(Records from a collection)
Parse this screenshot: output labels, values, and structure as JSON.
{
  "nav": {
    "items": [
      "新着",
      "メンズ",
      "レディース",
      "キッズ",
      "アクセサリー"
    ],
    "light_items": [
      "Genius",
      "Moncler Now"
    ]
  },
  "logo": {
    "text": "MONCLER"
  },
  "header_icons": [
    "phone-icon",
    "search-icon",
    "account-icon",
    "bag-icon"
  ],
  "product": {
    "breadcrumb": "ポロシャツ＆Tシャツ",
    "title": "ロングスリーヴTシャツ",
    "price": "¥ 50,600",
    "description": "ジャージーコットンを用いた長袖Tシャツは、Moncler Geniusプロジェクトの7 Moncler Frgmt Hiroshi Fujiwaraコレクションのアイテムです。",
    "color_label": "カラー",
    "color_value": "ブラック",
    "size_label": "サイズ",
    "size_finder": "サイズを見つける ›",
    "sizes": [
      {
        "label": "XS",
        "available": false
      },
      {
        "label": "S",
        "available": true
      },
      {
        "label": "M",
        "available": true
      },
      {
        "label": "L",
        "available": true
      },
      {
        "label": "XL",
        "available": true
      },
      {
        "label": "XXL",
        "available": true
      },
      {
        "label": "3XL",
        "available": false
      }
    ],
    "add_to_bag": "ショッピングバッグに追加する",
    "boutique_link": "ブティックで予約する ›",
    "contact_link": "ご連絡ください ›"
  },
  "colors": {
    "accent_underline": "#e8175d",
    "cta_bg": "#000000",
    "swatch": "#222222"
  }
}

§ Directions:
Write out every entry exactly as given.

§ Solution to the problem:
Parse this screenshot: output labels, values, and structure as JSON.
{
  "nav": {
    "items": [
      "新着",
      "メンズ",
      "レディース",
      "キッズ",
      "アクセサリー"
    ],
    "light_items": [
      "Genius",
      "Moncler Now"
    ]
  },
  "logo": {
    "text": "MONCLER"
  },
  "header_icons": [
    "phone-icon",
    "search-icon",
    "account-icon",
    "bag-icon"
  ],
  "product": {
    "breadcrumb": "ポロシャツ＆Tシャツ",
    "title": "ロングスリーヴTシャツ",
    "price": "¥ 50,600",
    "description": "ジャージーコットンを用いた長袖Tシャツは、Moncler Geniusプロジェクトの7 Moncler Frgmt Hiroshi Fujiwaraコレクションのアイテムです。",
    "color_label": "カラー",
    "color_value": "ブラック",
    "size_label": "サイズ",
    "size_finder": "サイズを見つける ›",
    "sizes": [
      {
        "label": "XS",
        "available": false
      },
      {
        "label": "S",
        "available": true
      },
      {
        "label": "M",
        "available": true
      },
      {
        "label": "L",
        "available": true
      },
      {
        "label": "XL",
        "available": true
      },
      {
        "label": "XXL",
        "available": true
      },
      {
        "label": "3XL",
        "available": false
      }
    ],
    "add_to_bag": "ショッピングバッグに追加する",
    "boutique_link": "ブティックで予約する ›",
    "contact_link": "ご連絡ください ›"
  },
  "colors": {
    "accent_underline": "#e8175d",
    "cta_bg": "#000000",
    "swatch": "#222222"
  }
}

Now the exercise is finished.